Problem to solve: Search the records below for the word "diferentes". Pull out each line that has it.

Raw records
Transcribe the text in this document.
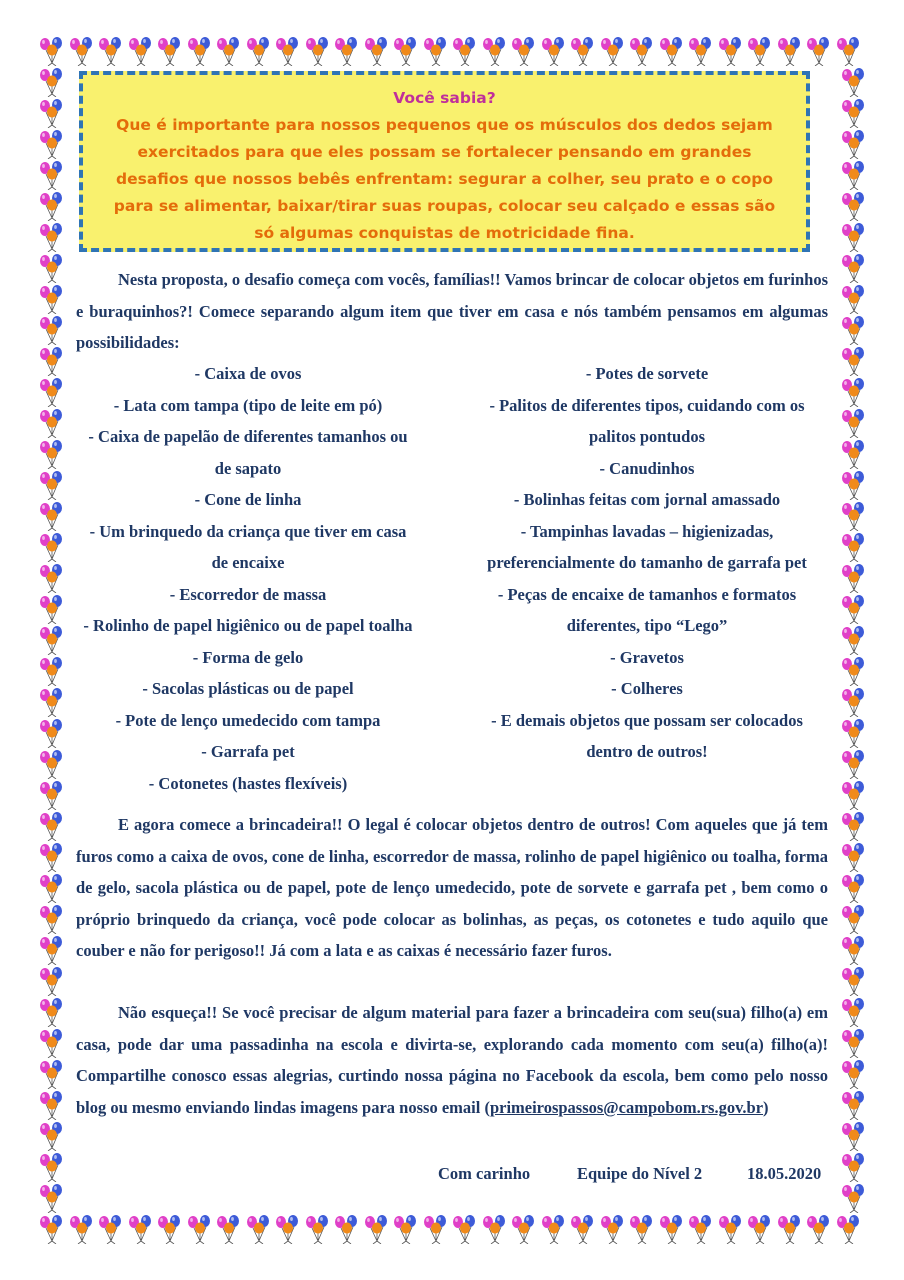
Você sabia?
Que é importante para nossos pequenos que os músculos dos dedos sejam
exercitados para que eles possam se fortalecer pensando em grandes
desafios que nossos bebês enfrentam: segurar a colher, seu prato e o copo
para se alimentar, baixar/tirar suas roupas, colocar seu calçado e essas são
só algumas conquistas de motricidade fina.
Nesta proposta, o desafio começa com vocês, famílias!! Vamos brincar de colocar objetos em furinhos e buraquinhos?! Comece separando algum item que tiver em casa e nós também pensamos em algumas possibilidades:
- Caixa de ovos
- Lata com tampa (tipo de leite em pó)
- Caixa de papelão de diferentes tamanhos ou
de sapato
- Cone de linha
- Um brinquedo da criança que tiver em casa
de encaixe
- Escorredor de massa
- Rolinho de papel higiênico ou de papel toalha
- Forma de gelo
- Sacolas plásticas ou de papel
- Pote de lenço umedecido com tampa
- Garrafa pet
- Cotonetes (hastes flexíveis)
- Potes de sorvete
- Palitos de diferentes tipos, cuidando com os
palitos pontudos
- Canudinhos
- Bolinhas feitas com jornal amassado
- Tampinhas lavadas – higienizadas,
preferencialmente do tamanho de garrafa pet
- Peças de encaixe de tamanhos e formatos
diferentes, tipo “Lego”
- Gravetos
- Colheres
- E demais objetos que possam ser colocados
dentro de outros!
E agora comece a brincadeira!! O legal é colocar objetos dentro de outros! Com aqueles que já tem furos como a caixa de ovos, cone de linha, escorredor de massa, rolinho de papel higiênico ou toalha, forma de gelo, sacola plástica ou de papel, pote de lenço umedecido, pote de sorvete e garrafa pet , bem como o próprio brinquedo da criança, você pode colocar as bolinhas, as peças, os cotonetes e tudo aquilo que couber e não for perigoso!! Já com a lata e as caixas é necessário fazer furos.
Não esqueça!! Se você precisar de algum material para fazer a brincadeira com seu(sua) filho(a) em casa, pode dar uma passadinha na escola e divirta-se, explorando cada momento com seu(a) filho(a)! Compartilhe conosco essas alegrias, curtindo nossa página no Facebook da escola, bem como pelo nosso blog ou mesmo enviando lindas imagens para nosso email (primeirospassos@campobom.rs.gov.br)
Com carinho	Equipe do Nível 2	18.05.2020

Result of this exercise:
- Caixa de papelão de diferentes tamanhos ou
- Palitos de diferentes tipos, cuidando com os
diferentes, tipo “Lego”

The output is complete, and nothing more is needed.